Copy out all of the material, matching it word for word.
------ Exercise material ------
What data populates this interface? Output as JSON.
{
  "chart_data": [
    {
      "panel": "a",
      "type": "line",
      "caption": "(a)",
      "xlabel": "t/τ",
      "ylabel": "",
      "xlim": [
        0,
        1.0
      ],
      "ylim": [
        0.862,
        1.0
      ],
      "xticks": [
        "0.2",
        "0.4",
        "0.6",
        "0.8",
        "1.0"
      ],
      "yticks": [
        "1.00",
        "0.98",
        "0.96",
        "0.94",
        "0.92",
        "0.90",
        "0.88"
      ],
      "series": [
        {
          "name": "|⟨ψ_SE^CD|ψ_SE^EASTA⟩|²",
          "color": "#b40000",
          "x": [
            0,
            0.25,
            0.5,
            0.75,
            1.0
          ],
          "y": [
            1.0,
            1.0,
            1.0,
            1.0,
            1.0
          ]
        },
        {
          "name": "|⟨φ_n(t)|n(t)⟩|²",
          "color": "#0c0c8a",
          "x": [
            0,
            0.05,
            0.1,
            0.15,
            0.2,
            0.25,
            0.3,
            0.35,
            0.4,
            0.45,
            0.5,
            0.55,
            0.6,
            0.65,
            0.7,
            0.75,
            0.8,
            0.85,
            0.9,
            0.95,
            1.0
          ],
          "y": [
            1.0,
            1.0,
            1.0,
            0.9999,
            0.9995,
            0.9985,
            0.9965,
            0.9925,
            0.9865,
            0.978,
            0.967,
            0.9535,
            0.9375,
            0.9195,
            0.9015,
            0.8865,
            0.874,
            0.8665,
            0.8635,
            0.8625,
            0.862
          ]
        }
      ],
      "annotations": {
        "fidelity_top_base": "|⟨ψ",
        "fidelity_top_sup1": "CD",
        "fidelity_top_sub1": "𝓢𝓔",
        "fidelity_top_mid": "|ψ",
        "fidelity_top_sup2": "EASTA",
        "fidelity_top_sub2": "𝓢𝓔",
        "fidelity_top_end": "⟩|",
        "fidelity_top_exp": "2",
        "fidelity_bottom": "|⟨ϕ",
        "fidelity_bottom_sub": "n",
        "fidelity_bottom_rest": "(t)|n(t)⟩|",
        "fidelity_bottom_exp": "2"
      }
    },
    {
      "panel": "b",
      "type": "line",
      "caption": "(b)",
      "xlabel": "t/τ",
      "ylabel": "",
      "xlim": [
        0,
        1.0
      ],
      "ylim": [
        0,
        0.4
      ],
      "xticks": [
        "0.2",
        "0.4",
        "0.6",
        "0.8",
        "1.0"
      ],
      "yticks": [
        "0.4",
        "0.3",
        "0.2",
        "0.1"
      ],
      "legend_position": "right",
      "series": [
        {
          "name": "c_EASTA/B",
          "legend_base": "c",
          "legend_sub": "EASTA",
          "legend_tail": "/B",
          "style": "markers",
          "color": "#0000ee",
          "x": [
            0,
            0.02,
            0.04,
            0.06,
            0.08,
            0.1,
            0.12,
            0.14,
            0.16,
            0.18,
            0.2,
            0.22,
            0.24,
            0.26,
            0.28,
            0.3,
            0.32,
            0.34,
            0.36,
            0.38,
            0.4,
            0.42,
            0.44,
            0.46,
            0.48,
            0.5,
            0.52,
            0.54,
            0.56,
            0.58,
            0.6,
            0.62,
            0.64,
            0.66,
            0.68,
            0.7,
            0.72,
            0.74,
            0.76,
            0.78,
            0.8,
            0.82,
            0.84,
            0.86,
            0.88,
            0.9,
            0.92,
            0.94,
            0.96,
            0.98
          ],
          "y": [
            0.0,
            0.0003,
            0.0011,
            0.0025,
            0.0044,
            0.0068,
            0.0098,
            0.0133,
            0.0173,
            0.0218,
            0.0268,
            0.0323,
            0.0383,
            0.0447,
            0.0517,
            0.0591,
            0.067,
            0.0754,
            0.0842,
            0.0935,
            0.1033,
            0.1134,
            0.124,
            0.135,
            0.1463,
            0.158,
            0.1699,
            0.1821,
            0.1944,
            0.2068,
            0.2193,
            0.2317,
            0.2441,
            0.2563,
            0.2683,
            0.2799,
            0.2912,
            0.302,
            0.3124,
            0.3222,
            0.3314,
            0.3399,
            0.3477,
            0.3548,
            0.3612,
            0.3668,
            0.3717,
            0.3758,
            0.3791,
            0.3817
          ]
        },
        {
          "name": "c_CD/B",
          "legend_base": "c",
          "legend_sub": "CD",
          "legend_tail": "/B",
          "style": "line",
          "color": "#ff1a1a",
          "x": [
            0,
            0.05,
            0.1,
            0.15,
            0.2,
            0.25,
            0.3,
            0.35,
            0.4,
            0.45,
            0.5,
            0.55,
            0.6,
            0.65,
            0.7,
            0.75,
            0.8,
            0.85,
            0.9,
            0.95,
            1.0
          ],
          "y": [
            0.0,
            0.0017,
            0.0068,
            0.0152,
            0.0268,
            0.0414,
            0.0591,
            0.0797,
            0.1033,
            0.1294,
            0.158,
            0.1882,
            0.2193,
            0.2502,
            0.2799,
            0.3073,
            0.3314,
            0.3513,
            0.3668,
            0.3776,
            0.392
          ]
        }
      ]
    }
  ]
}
------
=== Complete output ===
What data populates this interface? Output as JSON.
{
  "chart_data": [
    {
      "panel": "a",
      "type": "line",
      "caption": "(a)",
      "xlabel": "t/τ",
      "ylabel": "",
      "xlim": [
        0,
        1.0
      ],
      "ylim": [
        0.862,
        1.0
      ],
      "xticks": [
        "0.2",
        "0.4",
        "0.6",
        "0.8",
        "1.0"
      ],
      "yticks": [
        "1.00",
        "0.98",
        "0.96",
        "0.94",
        "0.92",
        "0.90",
        "0.88"
      ],
      "series": [
        {
          "name": "|⟨ψ_SE^CD|ψ_SE^EASTA⟩|²",
          "color": "#b40000",
          "x": [
            0,
            0.25,
            0.5,
            0.75,
            1.0
          ],
          "y": [
            1.0,
            1.0,
            1.0,
            1.0,
            1.0
          ]
        },
        {
          "name": "|⟨φ_n(t)|n(t)⟩|²",
          "color": "#0c0c8a",
          "x": [
            0,
            0.05,
            0.1,
            0.15,
            0.2,
            0.25,
            0.3,
            0.35,
            0.4,
            0.45,
            0.5,
            0.55,
            0.6,
            0.65,
            0.7,
            0.75,
            0.8,
            0.85,
            0.9,
            0.95,
            1.0
          ],
          "y": [
            1.0,
            1.0,
            1.0,
            0.9999,
            0.9995,
            0.9985,
            0.9965,
            0.9925,
            0.9865,
            0.978,
            0.967,
            0.9535,
            0.9375,
            0.9195,
            0.9015,
            0.8865,
            0.874,
            0.8665,
            0.8635,
            0.8625,
            0.862
          ]
        }
      ],
      "annotations": {
        "fidelity_top_base": "|⟨ψ",
        "fidelity_top_sup1": "CD",
        "fidelity_top_sub1": "𝓢𝓔",
        "fidelity_top_mid": "|ψ",
        "fidelity_top_sup2": "EASTA",
        "fidelity_top_sub2": "𝓢𝓔",
        "fidelity_top_end": "⟩|",
        "fidelity_top_exp": "2",
        "fidelity_bottom": "|⟨ϕ",
        "fidelity_bottom_sub": "n",
        "fidelity_bottom_rest": "(t)|n(t)⟩|",
        "fidelity_bottom_exp": "2"
      }
    },
    {
      "panel": "b",
      "type": "line",
      "caption": "(b)",
      "xlabel": "t/τ",
      "ylabel": "",
      "xlim": [
        0,
        1.0
      ],
      "ylim": [
        0,
        0.4
      ],
      "xticks": [
        "0.2",
        "0.4",
        "0.6",
        "0.8",
        "1.0"
      ],
      "yticks": [
        "0.4",
        "0.3",
        "0.2",
        "0.1"
      ],
      "legend_position": "right",
      "series": [
        {
          "name": "c_EASTA/B",
          "legend_base": "c",
          "legend_sub": "EASTA",
          "legend_tail": "/B",
          "style": "markers",
          "color": "#0000ee",
          "x": [
            0,
            0.02,
            0.04,
            0.06,
            0.08,
            0.1,
            0.12,
            0.14,
            0.16,
            0.18,
            0.2,
            0.22,
            0.24,
            0.26,
            0.28,
            0.3,
            0.32,
            0.34,
            0.36,
            0.38,
            0.4,
            0.42,
            0.44,
            0.46,
            0.48,
            0.5,
            0.52,
            0.54,
            0.56,
            0.58,
            0.6,
            0.62,
            0.64,
            0.66,
            0.68,
            0.7,
            0.72,
            0.74,
            0.76,
            0.78,
            0.8,
            0.82,
            0.84,
            0.86,
            0.88,
            0.9,
            0.92,
            0.94,
            0.96,
            0.98
          ],
          "y": [
            0.0,
            0.0003,
            0.0011,
            0.0025,
            0.0044,
            0.0068,
            0.0098,
            0.0133,
            0.0173,
            0.0218,
            0.0268,
            0.0323,
            0.0383,
            0.0447,
            0.0517,
            0.0591,
            0.067,
            0.0754,
            0.0842,
            0.0935,
            0.1033,
            0.1134,
            0.124,
            0.135,
            0.1463,
            0.158,
            0.1699,
            0.1821,
            0.1944,
            0.2068,
            0.2193,
            0.2317,
            0.2441,
            0.2563,
            0.2683,
            0.2799,
            0.2912,
            0.302,
            0.3124,
            0.3222,
            0.3314,
            0.3399,
            0.3477,
            0.3548,
            0.3612,
            0.3668,
            0.3717,
            0.3758,
            0.3791,
            0.3817
          ]
        },
        {
          "name": "c_CD/B",
          "legend_base": "c",
          "legend_sub": "CD",
          "legend_tail": "/B",
          "style": "line",
          "color": "#ff1a1a",
          "x": [
            0,
            0.05,
            0.1,
            0.15,
            0.2,
            0.25,
            0.3,
            0.35,
            0.4,
            0.45,
            0.5,
            0.55,
            0.6,
            0.65,
            0.7,
            0.75,
            0.8,
            0.85,
            0.9,
            0.95,
            1.0
          ],
          "y": [
            0.0,
            0.0017,
            0.0068,
            0.0152,
            0.0268,
            0.0414,
            0.0591,
            0.0797,
            0.1033,
            0.1294,
            0.158,
            0.1882,
            0.2193,
            0.2502,
            0.2799,
            0.3073,
            0.3314,
            0.3513,
            0.3668,
            0.3776,
            0.392
          ]
        }
      ]
    }
  ]
}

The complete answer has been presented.